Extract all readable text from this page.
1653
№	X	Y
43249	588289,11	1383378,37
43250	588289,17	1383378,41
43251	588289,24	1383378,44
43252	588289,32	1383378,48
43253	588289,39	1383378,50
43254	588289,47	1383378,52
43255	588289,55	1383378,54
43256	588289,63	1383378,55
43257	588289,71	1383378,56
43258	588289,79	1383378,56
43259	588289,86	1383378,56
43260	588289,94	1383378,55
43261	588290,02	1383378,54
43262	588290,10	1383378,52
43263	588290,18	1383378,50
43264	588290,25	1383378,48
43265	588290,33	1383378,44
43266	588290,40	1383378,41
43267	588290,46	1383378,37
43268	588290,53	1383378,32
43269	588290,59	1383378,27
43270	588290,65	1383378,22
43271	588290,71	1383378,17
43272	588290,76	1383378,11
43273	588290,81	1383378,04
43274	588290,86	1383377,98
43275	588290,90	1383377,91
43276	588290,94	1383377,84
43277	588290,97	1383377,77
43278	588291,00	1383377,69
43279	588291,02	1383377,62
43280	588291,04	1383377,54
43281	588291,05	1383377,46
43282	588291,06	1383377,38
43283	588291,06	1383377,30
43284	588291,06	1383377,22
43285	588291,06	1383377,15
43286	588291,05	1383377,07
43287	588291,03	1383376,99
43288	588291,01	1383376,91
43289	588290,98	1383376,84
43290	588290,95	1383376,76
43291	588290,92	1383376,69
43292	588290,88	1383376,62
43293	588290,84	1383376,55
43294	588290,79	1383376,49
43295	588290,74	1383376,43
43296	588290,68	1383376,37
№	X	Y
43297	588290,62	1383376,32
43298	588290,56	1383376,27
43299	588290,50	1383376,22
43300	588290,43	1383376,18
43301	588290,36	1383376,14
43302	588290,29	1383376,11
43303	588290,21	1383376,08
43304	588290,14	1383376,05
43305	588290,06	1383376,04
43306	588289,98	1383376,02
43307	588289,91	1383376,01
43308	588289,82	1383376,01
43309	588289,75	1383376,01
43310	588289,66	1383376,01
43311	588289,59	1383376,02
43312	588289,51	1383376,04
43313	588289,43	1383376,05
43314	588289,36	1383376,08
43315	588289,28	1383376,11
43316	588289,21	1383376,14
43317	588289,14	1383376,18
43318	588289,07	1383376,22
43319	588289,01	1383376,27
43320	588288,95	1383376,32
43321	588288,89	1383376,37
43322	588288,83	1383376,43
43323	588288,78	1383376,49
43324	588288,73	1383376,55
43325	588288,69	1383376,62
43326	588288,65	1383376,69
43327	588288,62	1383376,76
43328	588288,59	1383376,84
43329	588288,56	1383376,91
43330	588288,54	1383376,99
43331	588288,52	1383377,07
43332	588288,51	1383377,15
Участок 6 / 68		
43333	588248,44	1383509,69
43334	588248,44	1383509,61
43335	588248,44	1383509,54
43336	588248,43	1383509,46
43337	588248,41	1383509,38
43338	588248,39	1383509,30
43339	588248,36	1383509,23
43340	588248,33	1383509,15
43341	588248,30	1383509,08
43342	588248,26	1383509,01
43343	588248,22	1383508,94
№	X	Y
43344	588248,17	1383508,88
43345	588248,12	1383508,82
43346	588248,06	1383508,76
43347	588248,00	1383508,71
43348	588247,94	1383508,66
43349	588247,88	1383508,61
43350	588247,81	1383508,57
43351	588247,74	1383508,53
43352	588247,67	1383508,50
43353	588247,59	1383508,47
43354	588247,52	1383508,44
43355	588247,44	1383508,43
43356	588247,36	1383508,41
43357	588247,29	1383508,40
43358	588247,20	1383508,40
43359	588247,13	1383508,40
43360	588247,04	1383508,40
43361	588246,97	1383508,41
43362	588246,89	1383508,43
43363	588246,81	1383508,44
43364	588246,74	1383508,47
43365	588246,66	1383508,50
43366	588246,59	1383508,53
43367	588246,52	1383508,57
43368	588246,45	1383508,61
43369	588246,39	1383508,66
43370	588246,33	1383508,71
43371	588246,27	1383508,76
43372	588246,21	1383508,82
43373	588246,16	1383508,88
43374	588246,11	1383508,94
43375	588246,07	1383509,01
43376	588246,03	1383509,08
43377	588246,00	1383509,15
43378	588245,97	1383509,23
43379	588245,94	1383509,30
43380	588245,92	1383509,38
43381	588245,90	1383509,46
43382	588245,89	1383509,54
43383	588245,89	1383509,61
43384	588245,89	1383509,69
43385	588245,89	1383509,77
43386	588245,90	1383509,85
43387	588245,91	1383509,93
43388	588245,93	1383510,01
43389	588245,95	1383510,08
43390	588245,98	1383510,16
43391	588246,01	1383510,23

═══

Reproduce the entries above in full, verbatim.

Extract all readable text from this page.
1653
№	X	Y
43249	588289,11	1383378,37
43250	588289,17	1383378,41
43251	588289,24	1383378,44
43252	588289,32	1383378,48
43253	588289,39	1383378,50
43254	588289,47	1383378,52
43255	588289,55	1383378,54
43256	588289,63	1383378,55
43257	588289,71	1383378,56
43258	588289,79	1383378,56
43259	588289,86	1383378,56
43260	588289,94	1383378,55
43261	588290,02	1383378,54
43262	588290,10	1383378,52
43263	588290,18	1383378,50
43264	588290,25	1383378,48
43265	588290,33	1383378,44
43266	588290,40	1383378,41
43267	588290,46	1383378,37
43268	588290,53	1383378,32
43269	588290,59	1383378,27
43270	588290,65	1383378,22
43271	588290,71	1383378,17
43272	588290,76	1383378,11
43273	588290,81	1383378,04
43274	588290,86	1383377,98
43275	588290,90	1383377,91
43276	588290,94	1383377,84
43277	588290,97	1383377,77
43278	588291,00	1383377,69
43279	588291,02	1383377,62
43280	588291,04	1383377,54
43281	588291,05	1383377,46
43282	588291,06	1383377,38
43283	588291,06	1383377,30
43284	588291,06	1383377,22
43285	588291,06	1383377,15
43286	588291,05	1383377,07
43287	588291,03	1383376,99
43288	588291,01	1383376,91
43289	588290,98	1383376,84
43290	588290,95	1383376,76
43291	588290,92	1383376,69
43292	588290,88	1383376,62
43293	588290,84	1383376,55
43294	588290,79	1383376,49
43295	588290,74	1383376,43
43296	588290,68	1383376,37
№	X	Y
43297	588290,62	1383376,32
43298	588290,56	1383376,27
43299	588290,50	1383376,22
43300	588290,43	1383376,18
43301	588290,36	1383376,14
43302	588290,29	1383376,11
43303	588290,21	1383376,08
43304	588290,14	1383376,05
43305	588290,06	1383376,04
43306	588289,98	1383376,02
43307	588289,91	1383376,01
43308	588289,82	1383376,01
43309	588289,75	1383376,01
43310	588289,66	1383376,01
43311	588289,59	1383376,02
43312	588289,51	1383376,04
43313	588289,43	1383376,05
43314	588289,36	1383376,08
43315	588289,28	1383376,11
43316	588289,21	1383376,14
43317	588289,14	1383376,18
43318	588289,07	1383376,22
43319	588289,01	1383376,27
43320	588288,95	1383376,32
43321	588288,89	1383376,37
43322	588288,83	1383376,43
43323	588288,78	1383376,49
43324	588288,73	1383376,55
43325	588288,69	1383376,62
43326	588288,65	1383376,69
43327	588288,62	1383376,76
43328	588288,59	1383376,84
43329	588288,56	1383376,91
43330	588288,54	1383376,99
43331	588288,52	1383377,07
43332	588288,51	1383377,15
Участок 6 / 68		
43333	588248,44	1383509,69
43334	588248,44	1383509,61
43335	588248,44	1383509,54
43336	588248,43	1383509,46
43337	588248,41	1383509,38
43338	588248,39	1383509,30
43339	588248,36	1383509,23
43340	588248,33	1383509,15
43341	588248,30	1383509,08
43342	588248,26	1383509,01
43343	588248,22	1383508,94
№	X	Y
43344	588248,17	1383508,88
43345	588248,12	1383508,82
43346	588248,06	1383508,76
43347	588248,00	1383508,71
43348	588247,94	1383508,66
43349	588247,88	1383508,61
43350	588247,81	1383508,57
43351	588247,74	1383508,53
43352	588247,67	1383508,50
43353	588247,59	1383508,47
43354	588247,52	1383508,44
43355	588247,44	1383508,43
43356	588247,36	1383508,41
43357	588247,29	1383508,40
43358	588247,20	1383508,40
43359	588247,13	1383508,40
43360	588247,04	1383508,40
43361	588246,97	1383508,41
43362	588246,89	1383508,43
43363	588246,81	1383508,44
43364	588246,74	1383508,47
43365	588246,66	1383508,50
43366	588246,59	1383508,53
43367	588246,52	1383508,57
43368	588246,45	1383508,61
43369	588246,39	1383508,66
43370	588246,33	1383508,71
43371	588246,27	1383508,76
43372	588246,21	1383508,82
43373	588246,16	1383508,88
43374	588246,11	1383508,94
43375	588246,07	1383509,01
43376	588246,03	1383509,08
43377	588246,00	1383509,15
43378	588245,97	1383509,23
43379	588245,94	1383509,30
43380	588245,92	1383509,38
43381	588245,90	1383509,46
43382	588245,89	1383509,54
43383	588245,89	1383509,61
43384	588245,89	1383509,69
43385	588245,89	1383509,77
43386	588245,90	1383509,85
43387	588245,91	1383509,93
43388	588245,93	1383510,01
43389	588245,95	1383510,08
43390	588245,98	1383510,16
43391	588246,01	1383510,23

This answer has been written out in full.